Identify the lines that contain the string "screenshot" and report only how many there are.

*DATA SHOWN*.
============
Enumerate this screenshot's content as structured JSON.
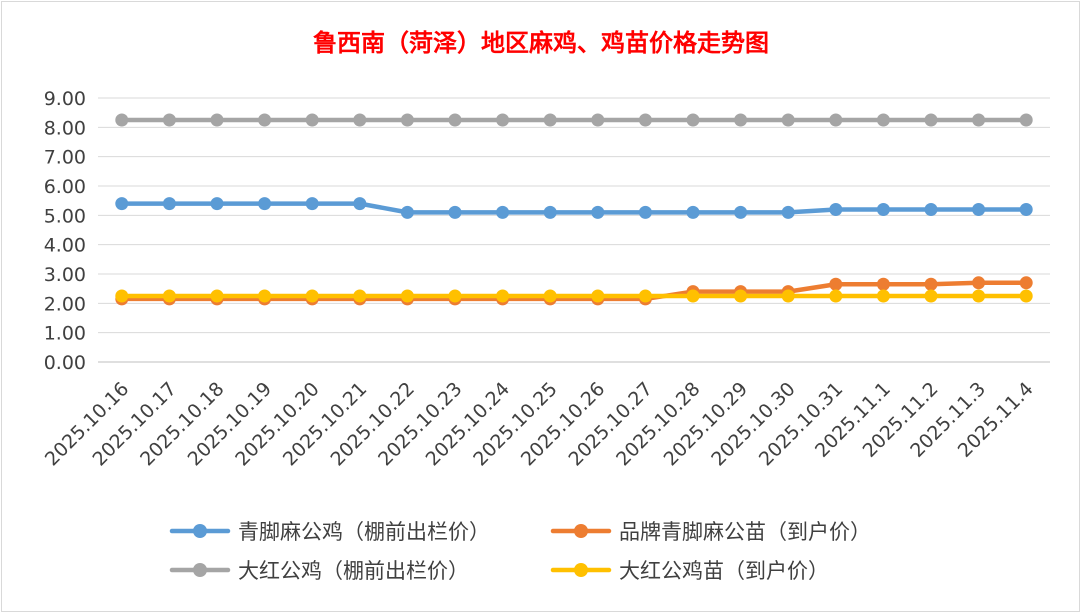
{
  "chart_data": {
    "type": "line",
    "title": "鲁西南（菏泽）地区麻鸡、鸡苗价格走势图",
    "xlabel": "",
    "ylabel": "",
    "ylim": [
      0,
      9
    ],
    "y_ticks": [
      "0.00",
      "1.00",
      "2.00",
      "3.00",
      "4.00",
      "5.00",
      "6.00",
      "7.00",
      "8.00",
      "9.00"
    ],
    "grid": true,
    "legend_position": "bottom",
    "categories": [
      "2025.10.16",
      "2025.10.17",
      "2025.10.18",
      "2025.10.19",
      "2025.10.20",
      "2025.10.21",
      "2025.10.22",
      "2025.10.23",
      "2025.10.24",
      "2025.10.25",
      "2025.10.26",
      "2025.10.27",
      "2025.10.28",
      "2025.10.29",
      "2025.10.30",
      "2025.10.31",
      "2025.11.1",
      "2025.11.2",
      "2025.11.3",
      "2025.11.4"
    ],
    "series": [
      {
        "name": "青脚麻公鸡（棚前出栏价）",
        "color": "#5b9bd5",
        "values": [
          5.4,
          5.4,
          5.4,
          5.4,
          5.4,
          5.4,
          5.1,
          5.1,
          5.1,
          5.1,
          5.1,
          5.1,
          5.1,
          5.1,
          5.1,
          5.2,
          5.2,
          5.2,
          5.2,
          5.2
        ]
      },
      {
        "name": "品牌青脚麻公苗（到户价）",
        "color": "#ed7d31",
        "values": [
          2.15,
          2.15,
          2.15,
          2.15,
          2.15,
          2.15,
          2.15,
          2.15,
          2.15,
          2.15,
          2.15,
          2.15,
          2.4,
          2.4,
          2.4,
          2.65,
          2.65,
          2.65,
          2.7,
          2.7
        ]
      },
      {
        "name": "大红公鸡（棚前出栏价）",
        "color": "#a5a5a5",
        "values": [
          8.25,
          8.25,
          8.25,
          8.25,
          8.25,
          8.25,
          8.25,
          8.25,
          8.25,
          8.25,
          8.25,
          8.25,
          8.25,
          8.25,
          8.25,
          8.25,
          8.25,
          8.25,
          8.25,
          8.25
        ]
      },
      {
        "name": "大红公鸡苗（到户价）",
        "color": "#ffc000",
        "values": [
          2.25,
          2.25,
          2.25,
          2.25,
          2.25,
          2.25,
          2.25,
          2.25,
          2.25,
          2.25,
          2.25,
          2.25,
          2.25,
          2.25,
          2.25,
          2.25,
          2.25,
          2.25,
          2.25,
          2.25
        ]
      }
    ]
  }
}
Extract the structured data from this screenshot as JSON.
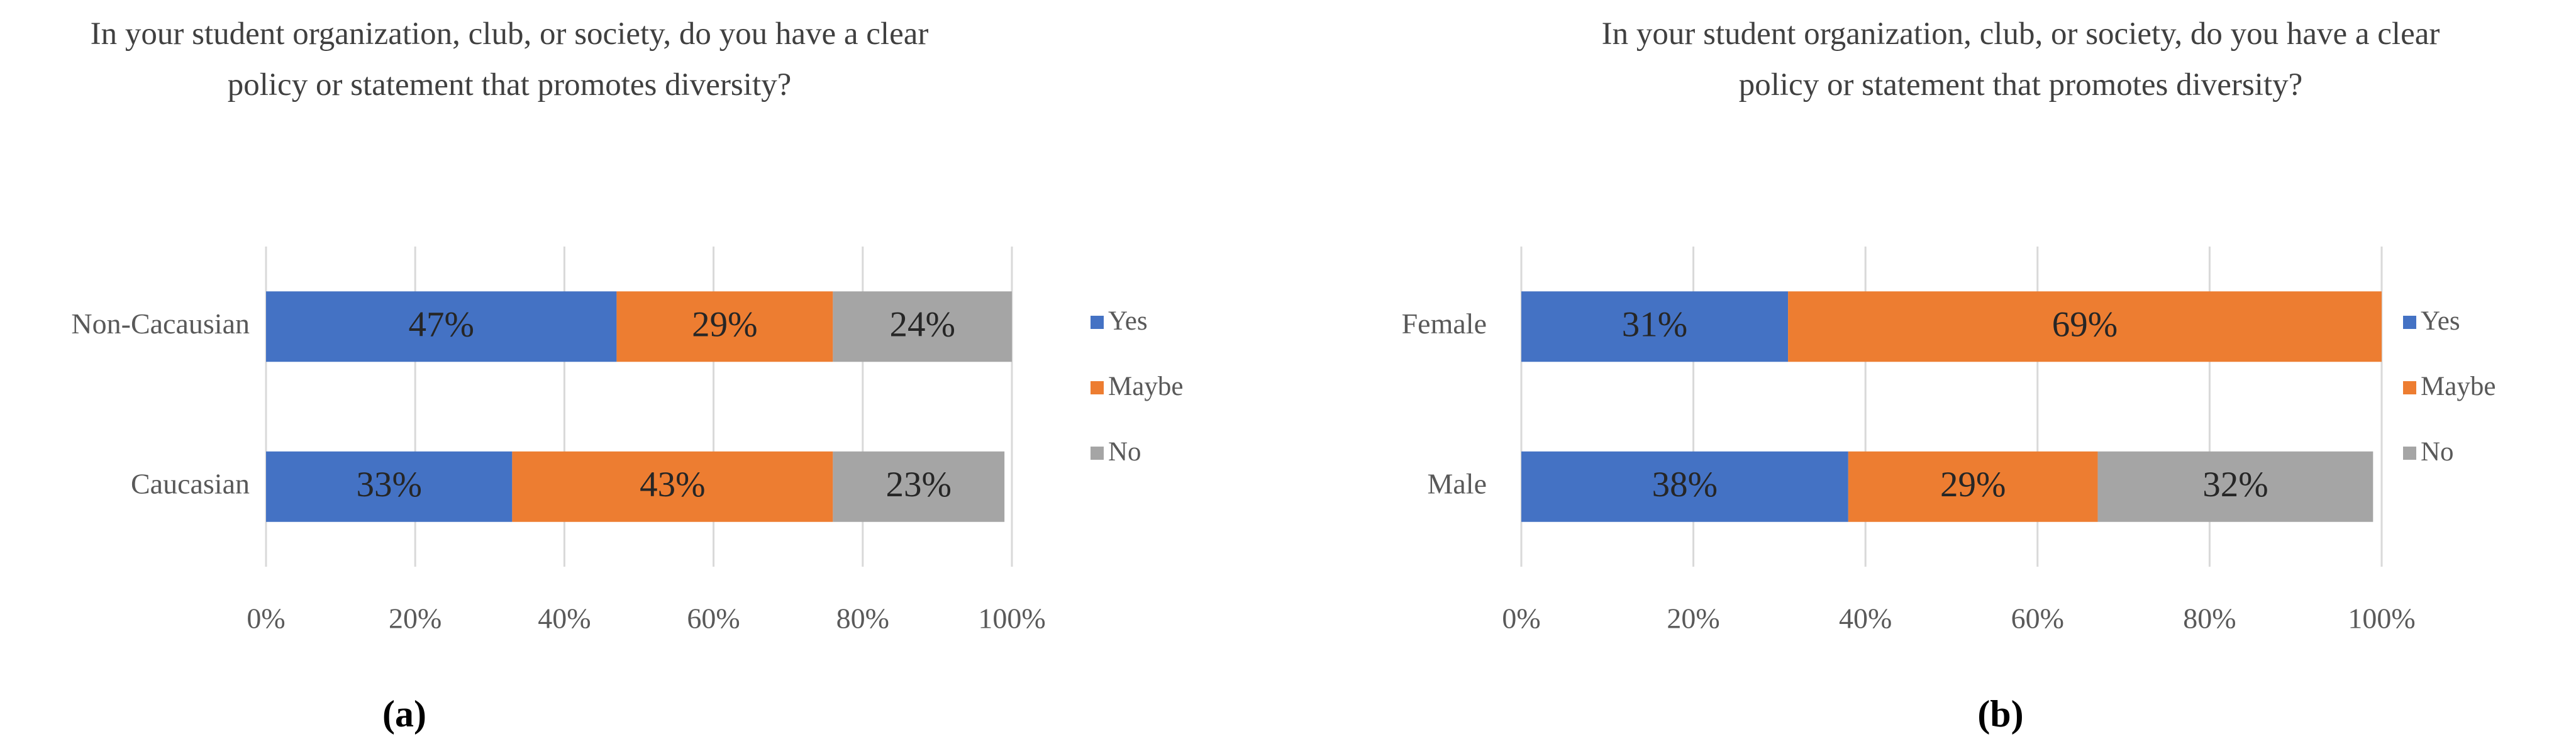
{
  "chart_data": [
    {
      "type": "bar",
      "orientation": "horizontal",
      "stacked": true,
      "title": "In your student organization, club, or society, do you have a clear policy or statement that promotes diversity?",
      "caption": "(a)",
      "categories": [
        "Non-Cacausian",
        "Caucasian"
      ],
      "series": [
        {
          "name": "Yes",
          "color": "#4472c4",
          "values": [
            47,
            33
          ],
          "value_labels": [
            "47%",
            "33%"
          ]
        },
        {
          "name": "Maybe",
          "color": "#ed7d31",
          "values": [
            29,
            43
          ],
          "value_labels": [
            "29%",
            "43%"
          ]
        },
        {
          "name": "No",
          "color": "#a5a5a5",
          "values": [
            24,
            23
          ],
          "value_labels": [
            "24%",
            "23%"
          ]
        }
      ],
      "xlim": [
        0,
        100
      ],
      "xticks": [
        {
          "value": 0,
          "label": "0%"
        },
        {
          "value": 20,
          "label": "20%"
        },
        {
          "value": 40,
          "label": "40%"
        },
        {
          "value": 60,
          "label": "60%"
        },
        {
          "value": 80,
          "label": "80%"
        },
        {
          "value": 100,
          "label": "100%"
        }
      ],
      "grid": true,
      "legend": "right"
    },
    {
      "type": "bar",
      "orientation": "horizontal",
      "stacked": true,
      "title": "In your student organization, club, or society, do you have a clear policy or statement that promotes diversity?",
      "caption": "(b)",
      "categories": [
        "Female",
        "Male"
      ],
      "series": [
        {
          "name": "Yes",
          "color": "#4472c4",
          "values": [
            31,
            38
          ],
          "value_labels": [
            "31%",
            "38%"
          ]
        },
        {
          "name": "Maybe",
          "color": "#ed7d31",
          "values": [
            69,
            29
          ],
          "value_labels": [
            "69%",
            "29%"
          ]
        },
        {
          "name": "No",
          "color": "#a5a5a5",
          "values": [
            null,
            32
          ],
          "value_labels": [
            null,
            "32%"
          ]
        }
      ],
      "xlim": [
        0,
        100
      ],
      "xticks": [
        {
          "value": 0,
          "label": "0%"
        },
        {
          "value": 20,
          "label": "20%"
        },
        {
          "value": 40,
          "label": "40%"
        },
        {
          "value": 60,
          "label": "60%"
        },
        {
          "value": 80,
          "label": "80%"
        },
        {
          "value": 100,
          "label": "100%"
        }
      ],
      "grid": true,
      "legend": "right"
    }
  ]
}
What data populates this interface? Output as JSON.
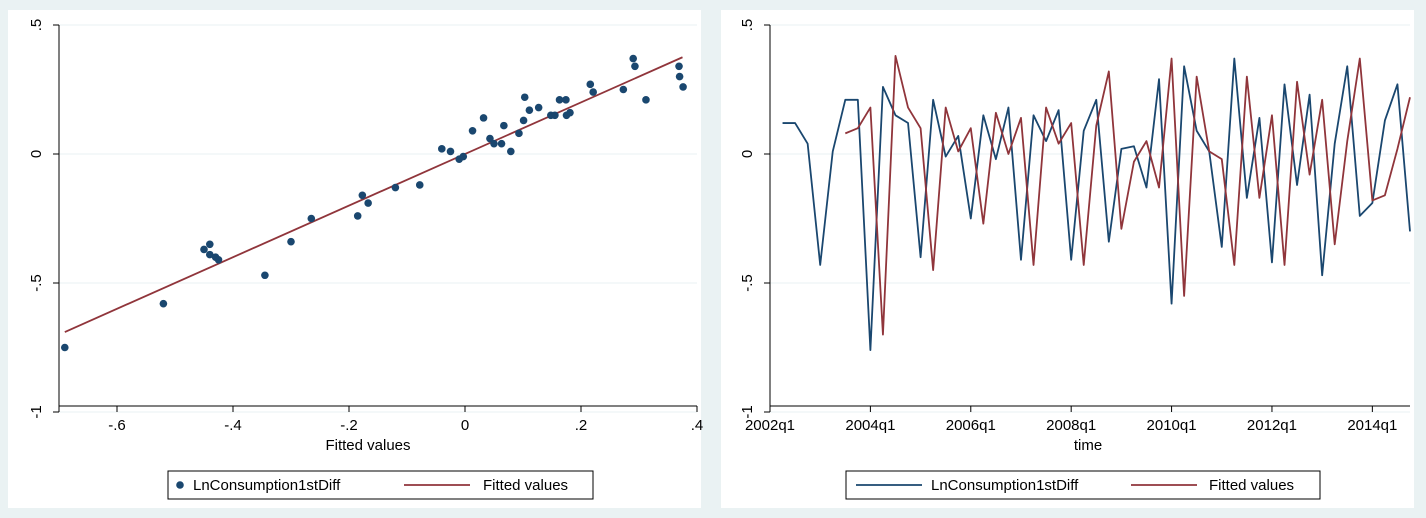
{
  "chart_data": [
    {
      "type": "scatter",
      "xlabel": "Fitted values",
      "ylabel": "",
      "xlim": [
        -0.7,
        0.4
      ],
      "ylim": [
        -1,
        0.5
      ],
      "xticks": [
        -0.6,
        -0.4,
        -0.2,
        0,
        0.2,
        0.4
      ],
      "xtick_labels": [
        "-.6",
        "-.4",
        "-.2",
        "0",
        ".2",
        ".4"
      ],
      "yticks": [
        -1,
        -0.5,
        0,
        0.5
      ],
      "ytick_labels": [
        "-1",
        "-.5",
        "0",
        ".5"
      ],
      "grid": true,
      "legend_position": "bottom",
      "series": [
        {
          "name": "LnConsumption1stDiff",
          "kind": "scatter",
          "color": "#1a476f",
          "points": [
            [
              -0.69,
              -0.75
            ],
            [
              -0.52,
              -0.58
            ],
            [
              -0.45,
              -0.37
            ],
            [
              -0.44,
              -0.35
            ],
            [
              -0.44,
              -0.39
            ],
            [
              -0.43,
              -0.4
            ],
            [
              -0.425,
              -0.41
            ],
            [
              -0.345,
              -0.47
            ],
            [
              -0.3,
              -0.34
            ],
            [
              -0.265,
              -0.25
            ],
            [
              -0.185,
              -0.24
            ],
            [
              -0.177,
              -0.16
            ],
            [
              -0.167,
              -0.19
            ],
            [
              -0.12,
              -0.13
            ],
            [
              -0.078,
              -0.12
            ],
            [
              -0.04,
              0.02
            ],
            [
              -0.025,
              0.01
            ],
            [
              -0.01,
              -0.02
            ],
            [
              -0.003,
              -0.01
            ],
            [
              0.013,
              0.09
            ],
            [
              0.032,
              0.14
            ],
            [
              0.043,
              0.06
            ],
            [
              0.05,
              0.04
            ],
            [
              0.063,
              0.04
            ],
            [
              0.067,
              0.11
            ],
            [
              0.079,
              0.01
            ],
            [
              0.093,
              0.08
            ],
            [
              0.101,
              0.13
            ],
            [
              0.103,
              0.22
            ],
            [
              0.111,
              0.17
            ],
            [
              0.127,
              0.18
            ],
            [
              0.148,
              0.15
            ],
            [
              0.155,
              0.15
            ],
            [
              0.163,
              0.21
            ],
            [
              0.174,
              0.21
            ],
            [
              0.175,
              0.15
            ],
            [
              0.181,
              0.16
            ],
            [
              0.216,
              0.27
            ],
            [
              0.221,
              0.24
            ],
            [
              0.273,
              0.25
            ],
            [
              0.29,
              0.37
            ],
            [
              0.293,
              0.34
            ],
            [
              0.312,
              0.21
            ],
            [
              0.369,
              0.34
            ],
            [
              0.37,
              0.3
            ],
            [
              0.376,
              0.26
            ]
          ]
        },
        {
          "name": "Fitted values",
          "kind": "line",
          "color": "#90353b",
          "points": [
            [
              -0.69,
              -0.69
            ],
            [
              0.375,
              0.375
            ]
          ]
        }
      ]
    },
    {
      "type": "line",
      "xlabel": "time",
      "ylabel": "",
      "xlim": [
        2002.0,
        2014.75
      ],
      "ylim": [
        -1,
        0.5
      ],
      "xticks": [
        2002.0,
        2004.0,
        2006.0,
        2008.0,
        2010.0,
        2012.0,
        2014.0
      ],
      "xtick_labels": [
        "2002q1",
        "2004q1",
        "2006q1",
        "2008q1",
        "2010q1",
        "2012q1",
        "2014q1"
      ],
      "yticks": [
        -1,
        -0.5,
        0,
        0.5
      ],
      "ytick_labels": [
        "-1",
        "-.5",
        "0",
        ".5"
      ],
      "grid": true,
      "legend_position": "bottom",
      "series": [
        {
          "name": "LnConsumption1stDiff",
          "color": "#1a476f",
          "x_start": 2002.25,
          "x_step": 0.25,
          "values": [
            0.12,
            0.12,
            0.04,
            -0.43,
            0.01,
            0.21,
            0.21,
            -0.76,
            0.26,
            0.15,
            0.12,
            -0.4,
            0.21,
            -0.01,
            0.07,
            -0.25,
            0.15,
            -0.02,
            0.18,
            -0.41,
            0.15,
            0.05,
            0.17,
            -0.41,
            0.09,
            0.21,
            -0.34,
            0.02,
            0.03,
            -0.13,
            0.29,
            -0.58,
            0.34,
            0.09,
            0.01,
            -0.36,
            0.37,
            -0.17,
            0.14,
            -0.42,
            0.27,
            -0.12,
            0.23,
            -0.47,
            0.04,
            0.34,
            -0.24,
            -0.19,
            0.13,
            0.27,
            -0.3
          ]
        },
        {
          "name": "Fitted values",
          "color": "#90353b",
          "x_start": 2003.5,
          "x_step": 0.25,
          "values": [
            0.08,
            0.1,
            0.18,
            -0.7,
            0.38,
            0.18,
            0.1,
            -0.45,
            0.18,
            0.01,
            0.1,
            -0.27,
            0.16,
            0.0,
            0.14,
            -0.43,
            0.18,
            0.04,
            0.12,
            -0.43,
            0.11,
            0.32,
            -0.29,
            -0.03,
            0.05,
            -0.13,
            0.37,
            -0.55,
            0.3,
            0.01,
            -0.02,
            -0.43,
            0.3,
            -0.17,
            0.15,
            -0.43,
            0.28,
            -0.08,
            0.21,
            -0.35,
            0.05,
            0.37,
            -0.18,
            -0.16,
            0.02,
            0.22
          ]
        }
      ]
    }
  ]
}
============
*TASK RESULT*.
2